Provided by: zfsutils-linux_2.2.6-1ubuntu2_amd64 bug

NAME

     zpoolconcepts — overview of ZFS storage pools

DESCRIPTION

   Virtual Devices (vdevs)
     A "virtual device" describes a single device or a collection of devices, organized according
     to certain performance and fault characteristics.  The following virtual devices are
     supported:

     disk     A block device, typically located under /dev.  ZFS can use individual slices or
              partitions, though the recommended mode of operation is to use whole disks.  A disk
              can be specified by a full path, or it can be a shorthand name (the relative
              portion of the path under /dev).  A whole disk can be specified by omitting the
              slice or partition designation.  For example, sda is equivalent to /dev/sda.  When
              given a whole disk, ZFS automatically labels the disk, if necessary.

     file     A regular file.  The use of files as a backing store is strongly discouraged.  It
              is designed primarily for experimental purposes, as the fault tolerance of a file
              is only as good as the file system on which it resides.  A file must be specified
              by a full path.

     mirror   A mirror of two or more devices.  Data is replicated in an identical fashion across
              all components of a mirror.  A mirror with N disks of size X can hold X bytes and
              can withstand N-1 devices failing, without losing data.
——
> **INSTRUCTIONS**
1 > Rewrite the part of the ZFS storage pool overview between "DESCRIPTION" and "disk, if necessary.", inclusive, replacing "shorthand name" with "short name".
2 > Turn the entries between the lines holding "For every button, label, input, icon, or" and "y-tick-label: 2.25 bbox=[120, 354, 206, 403]", inclusive, into a Markdown table with the columns Row and Line, leaving out blank lines.
The entries below have no connection to the ZFS storage pool overview.

> **RECORDS FOR THIS EXERCISE**
——
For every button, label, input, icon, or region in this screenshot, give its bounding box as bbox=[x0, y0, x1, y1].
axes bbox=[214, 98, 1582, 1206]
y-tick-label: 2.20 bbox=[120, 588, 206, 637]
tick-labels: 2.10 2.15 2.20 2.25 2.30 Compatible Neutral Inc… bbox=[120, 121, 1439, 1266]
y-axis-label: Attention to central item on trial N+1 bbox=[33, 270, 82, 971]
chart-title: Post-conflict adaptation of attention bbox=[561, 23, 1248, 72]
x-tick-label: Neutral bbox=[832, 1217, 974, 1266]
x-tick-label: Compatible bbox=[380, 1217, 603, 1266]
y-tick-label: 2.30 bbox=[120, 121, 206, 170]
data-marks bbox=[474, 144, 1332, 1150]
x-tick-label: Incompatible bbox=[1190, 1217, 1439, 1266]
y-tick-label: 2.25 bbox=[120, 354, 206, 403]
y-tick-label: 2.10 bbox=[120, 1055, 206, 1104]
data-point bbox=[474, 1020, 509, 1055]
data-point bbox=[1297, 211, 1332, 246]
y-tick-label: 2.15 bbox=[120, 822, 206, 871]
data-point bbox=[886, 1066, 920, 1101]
——
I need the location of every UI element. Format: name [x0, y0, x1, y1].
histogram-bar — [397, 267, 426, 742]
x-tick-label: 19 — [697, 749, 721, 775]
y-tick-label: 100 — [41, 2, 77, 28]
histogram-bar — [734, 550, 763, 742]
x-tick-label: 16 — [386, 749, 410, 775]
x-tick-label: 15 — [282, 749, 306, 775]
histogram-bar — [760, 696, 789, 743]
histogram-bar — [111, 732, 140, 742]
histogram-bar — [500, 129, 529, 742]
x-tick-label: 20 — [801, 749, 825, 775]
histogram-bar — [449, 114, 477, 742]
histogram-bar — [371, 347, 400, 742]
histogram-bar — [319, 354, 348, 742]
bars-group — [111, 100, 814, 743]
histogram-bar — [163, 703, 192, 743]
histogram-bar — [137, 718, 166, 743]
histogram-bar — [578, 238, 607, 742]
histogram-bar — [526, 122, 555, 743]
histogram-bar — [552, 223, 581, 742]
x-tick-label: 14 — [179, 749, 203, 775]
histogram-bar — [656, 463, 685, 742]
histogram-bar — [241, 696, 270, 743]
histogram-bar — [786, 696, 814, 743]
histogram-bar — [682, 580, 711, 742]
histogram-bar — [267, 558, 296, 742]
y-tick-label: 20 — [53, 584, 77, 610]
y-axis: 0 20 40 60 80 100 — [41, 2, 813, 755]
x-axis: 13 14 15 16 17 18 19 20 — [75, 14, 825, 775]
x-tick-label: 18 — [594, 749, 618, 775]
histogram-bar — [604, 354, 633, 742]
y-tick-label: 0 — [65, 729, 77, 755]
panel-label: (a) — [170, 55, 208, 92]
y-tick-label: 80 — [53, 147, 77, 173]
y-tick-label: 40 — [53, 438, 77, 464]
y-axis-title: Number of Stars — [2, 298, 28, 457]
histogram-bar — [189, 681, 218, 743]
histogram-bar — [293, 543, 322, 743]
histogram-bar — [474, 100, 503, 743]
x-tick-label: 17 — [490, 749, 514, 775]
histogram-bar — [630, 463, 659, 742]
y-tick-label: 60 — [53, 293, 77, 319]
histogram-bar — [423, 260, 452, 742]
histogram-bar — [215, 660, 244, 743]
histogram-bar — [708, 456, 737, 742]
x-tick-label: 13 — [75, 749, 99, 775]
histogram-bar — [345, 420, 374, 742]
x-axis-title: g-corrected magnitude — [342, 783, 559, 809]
——
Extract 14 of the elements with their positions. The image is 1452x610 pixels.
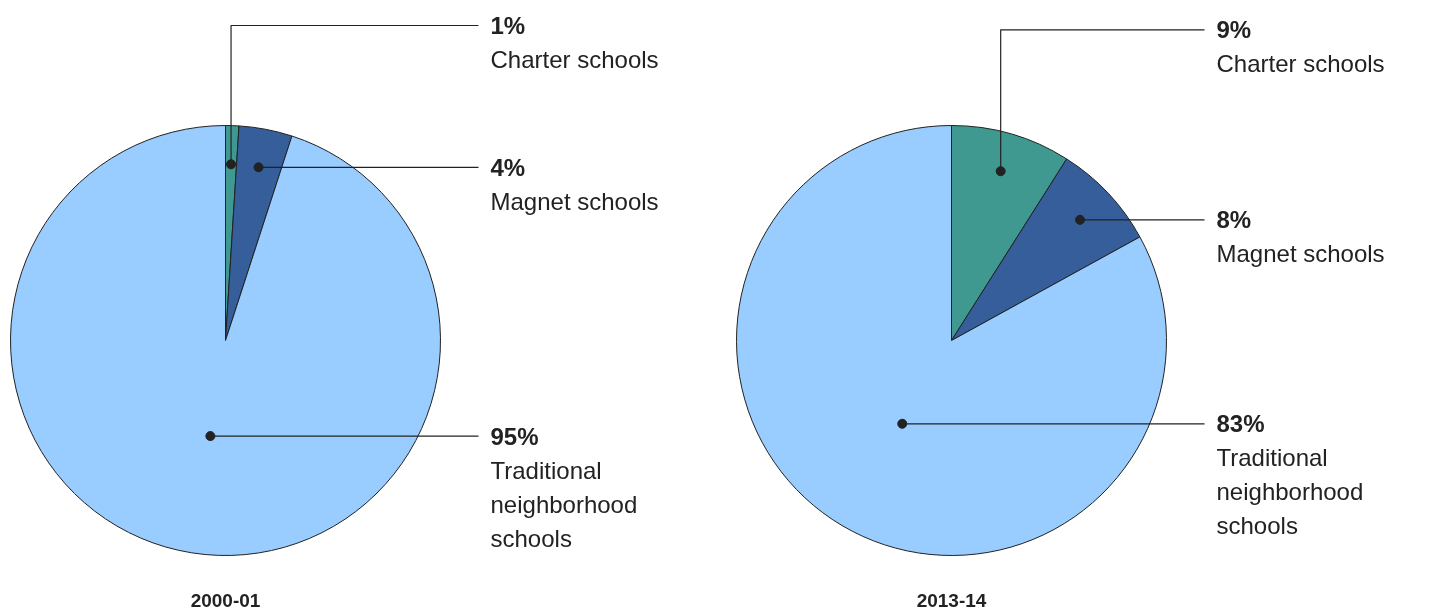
——
> **RESULTS OF THE TASKS**
1 >
DESCRIPTION

   Virtual Devices (vdevs)
     A "virtual device" describes a single device or a collection of devices, organized according
     to certain performance and fault characteristics.  The following virtual devices are
     supported:

     disk     A block device, typically located under /dev.  ZFS can use individual slices or
              partitions, though the recommended mode of operation is to use whole disks.  A disk
              can be specified by a full path, or it can be a short name (the relative
              portion of the path under /dev).  A whole disk can be specified by omitting the
              slice or partition designation.  For example, sda is equivalent to /dev/sda.  When
              given a whole disk, ZFS automatically labels the disk, if necessary.

2 >
| Row | Line |
|---|---|
| 1 | For every button, label, input, icon, or region in this screenshot, give its bounding box as bbox=[x0, y0, x1, y1]. |
| 2 | axes bbox=[214, 98, 1582, 1206] |
| 3 | y-tick-label: 2.20 bbox=[120, 588, 206, 637] |
| 4 | tick-labels: 2.10 2.15 2.20 2.25 2.30 Compatible Neutral Inc… bbox=[120, 121, 1439, 1266] |
| 5 | y-axis-label: Attention to central item on trial N+1 bbox=[33, 270, 82, 971] |
| 6 | chart-title: Post-conflict adaptation of attention bbox=[561, 23, 1248, 72] |
| 7 | x-tick-label: Neutral bbox=[832, 1217, 974, 1266] |
| 8 | x-tick-label: Compatible bbox=[380, 1217, 603, 1266] |
| 9 | y-tick-label: 2.30 bbox=[120, 121, 206, 170] |
| 10 | data-marks bbox=[474, 144, 1332, 1150] |
| 11 | x-tick-label: Incompatible bbox=[1190, 1217, 1439, 1266] |
| 12 | y-tick-label: 2.25 bbox=[120, 354, 206, 403] |